--- START ---
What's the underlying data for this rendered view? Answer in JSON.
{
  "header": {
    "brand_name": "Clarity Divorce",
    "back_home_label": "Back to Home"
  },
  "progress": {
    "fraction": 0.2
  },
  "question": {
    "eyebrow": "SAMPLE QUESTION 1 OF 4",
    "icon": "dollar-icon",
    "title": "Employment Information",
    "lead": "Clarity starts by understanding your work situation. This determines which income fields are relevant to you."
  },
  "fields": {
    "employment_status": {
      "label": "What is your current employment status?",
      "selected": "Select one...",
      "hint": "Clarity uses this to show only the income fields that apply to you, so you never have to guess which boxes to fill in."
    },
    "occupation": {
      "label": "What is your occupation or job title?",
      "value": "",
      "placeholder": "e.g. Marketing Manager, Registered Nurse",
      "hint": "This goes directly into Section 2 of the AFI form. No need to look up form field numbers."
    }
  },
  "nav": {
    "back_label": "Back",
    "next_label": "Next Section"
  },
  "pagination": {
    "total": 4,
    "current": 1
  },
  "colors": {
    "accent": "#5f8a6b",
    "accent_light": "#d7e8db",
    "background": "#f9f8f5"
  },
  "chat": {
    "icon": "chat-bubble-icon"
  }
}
--- END ---
--- START ---
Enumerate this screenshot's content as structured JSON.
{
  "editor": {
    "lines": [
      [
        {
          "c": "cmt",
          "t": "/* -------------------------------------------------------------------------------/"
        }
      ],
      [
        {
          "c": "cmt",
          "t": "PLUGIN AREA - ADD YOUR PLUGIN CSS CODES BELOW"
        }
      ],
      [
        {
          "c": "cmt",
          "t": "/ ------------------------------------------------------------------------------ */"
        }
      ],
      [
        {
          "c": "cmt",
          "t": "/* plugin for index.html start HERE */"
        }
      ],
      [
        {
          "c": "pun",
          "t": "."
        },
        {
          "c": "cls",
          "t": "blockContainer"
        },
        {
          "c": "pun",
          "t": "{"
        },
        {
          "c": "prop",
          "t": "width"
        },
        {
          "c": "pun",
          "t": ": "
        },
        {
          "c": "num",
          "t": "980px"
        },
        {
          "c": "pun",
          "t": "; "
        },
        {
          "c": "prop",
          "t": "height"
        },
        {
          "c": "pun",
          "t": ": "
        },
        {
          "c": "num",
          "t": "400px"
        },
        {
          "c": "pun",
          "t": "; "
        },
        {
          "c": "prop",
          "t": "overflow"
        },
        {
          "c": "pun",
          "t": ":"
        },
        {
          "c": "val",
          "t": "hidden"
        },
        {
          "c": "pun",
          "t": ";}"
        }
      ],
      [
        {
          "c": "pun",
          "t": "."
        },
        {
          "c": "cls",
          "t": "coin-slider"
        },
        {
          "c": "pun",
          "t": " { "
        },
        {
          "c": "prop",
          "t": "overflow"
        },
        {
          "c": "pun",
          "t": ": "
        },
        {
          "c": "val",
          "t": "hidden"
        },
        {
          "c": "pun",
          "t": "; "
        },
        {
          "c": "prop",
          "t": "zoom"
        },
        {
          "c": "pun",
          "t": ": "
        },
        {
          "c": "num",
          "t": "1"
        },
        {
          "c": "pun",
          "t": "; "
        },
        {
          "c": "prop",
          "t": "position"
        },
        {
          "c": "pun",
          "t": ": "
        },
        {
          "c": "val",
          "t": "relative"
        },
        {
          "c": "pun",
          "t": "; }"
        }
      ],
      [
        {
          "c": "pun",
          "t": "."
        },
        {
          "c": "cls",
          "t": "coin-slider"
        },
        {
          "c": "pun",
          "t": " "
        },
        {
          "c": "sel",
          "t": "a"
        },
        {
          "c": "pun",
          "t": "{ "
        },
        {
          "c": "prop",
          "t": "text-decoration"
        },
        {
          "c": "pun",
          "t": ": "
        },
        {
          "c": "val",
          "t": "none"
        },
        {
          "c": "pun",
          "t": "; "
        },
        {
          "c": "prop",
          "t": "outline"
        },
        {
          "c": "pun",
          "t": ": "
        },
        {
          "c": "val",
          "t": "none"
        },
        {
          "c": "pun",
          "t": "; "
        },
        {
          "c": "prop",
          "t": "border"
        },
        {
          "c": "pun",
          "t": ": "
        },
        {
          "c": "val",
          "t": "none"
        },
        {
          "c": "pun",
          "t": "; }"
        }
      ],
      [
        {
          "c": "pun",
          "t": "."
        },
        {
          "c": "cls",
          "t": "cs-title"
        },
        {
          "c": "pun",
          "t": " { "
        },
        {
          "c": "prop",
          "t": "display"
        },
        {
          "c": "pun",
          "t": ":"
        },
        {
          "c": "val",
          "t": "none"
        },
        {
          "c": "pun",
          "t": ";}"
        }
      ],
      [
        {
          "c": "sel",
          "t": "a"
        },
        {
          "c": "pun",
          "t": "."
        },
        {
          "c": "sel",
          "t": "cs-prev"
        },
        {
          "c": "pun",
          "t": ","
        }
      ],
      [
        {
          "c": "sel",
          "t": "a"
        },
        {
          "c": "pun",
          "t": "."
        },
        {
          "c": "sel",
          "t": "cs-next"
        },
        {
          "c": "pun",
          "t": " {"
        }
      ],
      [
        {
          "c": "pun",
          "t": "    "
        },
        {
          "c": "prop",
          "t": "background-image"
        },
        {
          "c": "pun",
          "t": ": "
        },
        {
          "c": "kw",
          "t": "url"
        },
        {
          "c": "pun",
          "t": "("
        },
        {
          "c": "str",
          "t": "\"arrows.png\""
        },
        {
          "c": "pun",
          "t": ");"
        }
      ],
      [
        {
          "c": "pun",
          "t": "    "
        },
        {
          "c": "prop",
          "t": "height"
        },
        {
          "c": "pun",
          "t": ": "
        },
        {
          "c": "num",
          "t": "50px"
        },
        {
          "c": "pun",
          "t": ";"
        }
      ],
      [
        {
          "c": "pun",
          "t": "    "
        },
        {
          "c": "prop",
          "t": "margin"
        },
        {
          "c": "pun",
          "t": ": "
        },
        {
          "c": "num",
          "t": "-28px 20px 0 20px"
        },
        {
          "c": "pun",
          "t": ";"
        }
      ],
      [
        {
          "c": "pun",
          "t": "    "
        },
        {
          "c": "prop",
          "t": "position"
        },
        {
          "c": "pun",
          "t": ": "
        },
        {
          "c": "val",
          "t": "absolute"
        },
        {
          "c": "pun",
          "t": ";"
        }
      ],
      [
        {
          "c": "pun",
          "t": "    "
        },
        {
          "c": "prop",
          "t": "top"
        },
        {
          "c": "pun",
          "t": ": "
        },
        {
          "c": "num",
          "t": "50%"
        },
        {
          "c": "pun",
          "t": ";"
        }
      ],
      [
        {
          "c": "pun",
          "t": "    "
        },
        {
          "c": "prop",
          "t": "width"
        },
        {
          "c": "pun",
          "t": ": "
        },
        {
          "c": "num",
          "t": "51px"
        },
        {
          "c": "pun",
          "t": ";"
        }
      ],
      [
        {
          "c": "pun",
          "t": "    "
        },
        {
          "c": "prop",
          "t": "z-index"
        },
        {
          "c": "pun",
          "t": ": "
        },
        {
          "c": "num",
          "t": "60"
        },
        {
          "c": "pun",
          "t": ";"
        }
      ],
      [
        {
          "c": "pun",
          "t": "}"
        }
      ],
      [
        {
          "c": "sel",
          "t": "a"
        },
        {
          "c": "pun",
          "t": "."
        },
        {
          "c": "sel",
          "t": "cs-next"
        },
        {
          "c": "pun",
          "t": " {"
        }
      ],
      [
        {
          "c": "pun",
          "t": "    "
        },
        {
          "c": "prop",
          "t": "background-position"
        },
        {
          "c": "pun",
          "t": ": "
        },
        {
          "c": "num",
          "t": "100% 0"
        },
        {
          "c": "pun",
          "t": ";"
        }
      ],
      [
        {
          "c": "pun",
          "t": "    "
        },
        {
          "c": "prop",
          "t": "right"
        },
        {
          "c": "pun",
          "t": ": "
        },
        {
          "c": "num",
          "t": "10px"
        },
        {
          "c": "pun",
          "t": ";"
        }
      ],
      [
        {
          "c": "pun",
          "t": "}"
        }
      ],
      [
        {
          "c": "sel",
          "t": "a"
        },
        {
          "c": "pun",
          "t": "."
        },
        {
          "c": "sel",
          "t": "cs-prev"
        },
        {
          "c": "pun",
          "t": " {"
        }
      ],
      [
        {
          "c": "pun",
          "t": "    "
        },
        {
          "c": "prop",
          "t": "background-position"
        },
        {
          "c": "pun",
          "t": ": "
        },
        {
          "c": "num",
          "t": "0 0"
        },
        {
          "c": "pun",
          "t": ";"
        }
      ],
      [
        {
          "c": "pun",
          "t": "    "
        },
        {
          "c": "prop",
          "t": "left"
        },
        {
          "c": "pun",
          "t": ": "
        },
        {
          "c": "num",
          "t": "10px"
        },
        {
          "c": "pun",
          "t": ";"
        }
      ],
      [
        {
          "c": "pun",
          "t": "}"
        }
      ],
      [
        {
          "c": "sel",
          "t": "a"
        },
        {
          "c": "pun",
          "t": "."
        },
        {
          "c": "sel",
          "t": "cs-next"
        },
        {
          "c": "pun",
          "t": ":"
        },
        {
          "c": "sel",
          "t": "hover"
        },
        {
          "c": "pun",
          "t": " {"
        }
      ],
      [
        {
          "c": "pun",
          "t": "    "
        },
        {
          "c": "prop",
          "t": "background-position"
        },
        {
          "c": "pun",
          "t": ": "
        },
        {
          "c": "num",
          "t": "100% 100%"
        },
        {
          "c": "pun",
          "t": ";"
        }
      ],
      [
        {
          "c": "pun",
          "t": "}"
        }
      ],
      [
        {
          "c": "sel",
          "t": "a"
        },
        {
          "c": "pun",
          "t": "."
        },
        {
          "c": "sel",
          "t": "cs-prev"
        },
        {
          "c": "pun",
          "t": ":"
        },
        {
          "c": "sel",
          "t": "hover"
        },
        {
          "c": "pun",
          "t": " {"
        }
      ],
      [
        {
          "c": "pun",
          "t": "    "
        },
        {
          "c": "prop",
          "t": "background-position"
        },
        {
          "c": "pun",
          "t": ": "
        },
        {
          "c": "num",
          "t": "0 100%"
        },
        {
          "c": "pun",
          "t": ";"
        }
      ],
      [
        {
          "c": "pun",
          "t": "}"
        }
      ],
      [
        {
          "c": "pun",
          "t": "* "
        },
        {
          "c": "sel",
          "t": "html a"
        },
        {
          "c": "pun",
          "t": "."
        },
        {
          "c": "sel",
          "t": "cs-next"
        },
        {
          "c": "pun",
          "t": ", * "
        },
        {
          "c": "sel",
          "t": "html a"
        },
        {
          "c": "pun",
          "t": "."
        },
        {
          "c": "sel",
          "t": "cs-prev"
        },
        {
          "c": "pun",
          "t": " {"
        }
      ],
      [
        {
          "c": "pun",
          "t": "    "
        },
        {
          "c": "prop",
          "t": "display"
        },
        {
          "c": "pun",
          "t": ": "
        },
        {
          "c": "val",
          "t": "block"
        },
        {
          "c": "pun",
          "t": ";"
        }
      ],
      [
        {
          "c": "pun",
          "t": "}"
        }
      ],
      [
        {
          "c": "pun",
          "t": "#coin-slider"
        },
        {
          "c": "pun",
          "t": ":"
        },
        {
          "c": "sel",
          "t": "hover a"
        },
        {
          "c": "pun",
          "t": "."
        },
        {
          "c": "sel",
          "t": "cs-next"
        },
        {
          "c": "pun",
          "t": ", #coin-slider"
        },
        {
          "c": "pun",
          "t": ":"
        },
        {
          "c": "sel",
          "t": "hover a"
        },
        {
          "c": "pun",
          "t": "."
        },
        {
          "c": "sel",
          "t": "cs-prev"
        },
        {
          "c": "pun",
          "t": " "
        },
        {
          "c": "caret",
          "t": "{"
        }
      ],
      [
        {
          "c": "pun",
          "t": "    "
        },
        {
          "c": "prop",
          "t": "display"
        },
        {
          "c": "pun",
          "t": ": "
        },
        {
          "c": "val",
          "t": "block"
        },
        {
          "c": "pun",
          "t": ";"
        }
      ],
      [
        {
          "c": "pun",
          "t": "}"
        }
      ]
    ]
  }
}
--- END ---
--- START ---
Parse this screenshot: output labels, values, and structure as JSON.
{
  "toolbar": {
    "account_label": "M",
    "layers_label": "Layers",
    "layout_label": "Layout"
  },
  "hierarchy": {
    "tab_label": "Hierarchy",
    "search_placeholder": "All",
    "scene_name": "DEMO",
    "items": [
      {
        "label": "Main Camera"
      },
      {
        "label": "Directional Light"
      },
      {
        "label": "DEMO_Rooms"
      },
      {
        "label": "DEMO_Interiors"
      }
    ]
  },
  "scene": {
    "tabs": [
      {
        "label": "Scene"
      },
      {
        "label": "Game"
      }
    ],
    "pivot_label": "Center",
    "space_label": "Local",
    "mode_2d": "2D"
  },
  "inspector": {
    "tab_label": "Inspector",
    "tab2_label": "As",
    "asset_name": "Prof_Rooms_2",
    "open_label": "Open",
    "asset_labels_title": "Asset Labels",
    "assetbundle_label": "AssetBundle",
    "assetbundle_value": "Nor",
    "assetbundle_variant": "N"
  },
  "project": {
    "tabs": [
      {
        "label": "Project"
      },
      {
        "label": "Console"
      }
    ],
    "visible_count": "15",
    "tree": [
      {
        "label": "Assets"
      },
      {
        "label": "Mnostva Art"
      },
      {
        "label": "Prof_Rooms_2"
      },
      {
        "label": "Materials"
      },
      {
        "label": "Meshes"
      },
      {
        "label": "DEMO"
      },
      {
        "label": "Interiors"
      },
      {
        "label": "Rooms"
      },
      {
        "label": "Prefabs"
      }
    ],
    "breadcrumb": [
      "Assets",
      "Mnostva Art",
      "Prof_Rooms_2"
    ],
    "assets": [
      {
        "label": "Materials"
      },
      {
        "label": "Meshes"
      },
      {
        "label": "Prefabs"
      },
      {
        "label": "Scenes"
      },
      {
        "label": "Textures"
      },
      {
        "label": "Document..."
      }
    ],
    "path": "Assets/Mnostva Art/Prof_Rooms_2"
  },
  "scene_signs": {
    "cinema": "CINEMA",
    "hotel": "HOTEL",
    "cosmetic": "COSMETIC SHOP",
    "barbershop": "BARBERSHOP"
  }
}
--- END ---
> _Task goal_
Search the data above for the word "Mnostva", then gather each line in which it appears.

> _Correct result_
        "label": "Mnostva Art"
      "Mnostva Art",
    "path": "Assets/Mnostva Art/Prof_Rooms_2"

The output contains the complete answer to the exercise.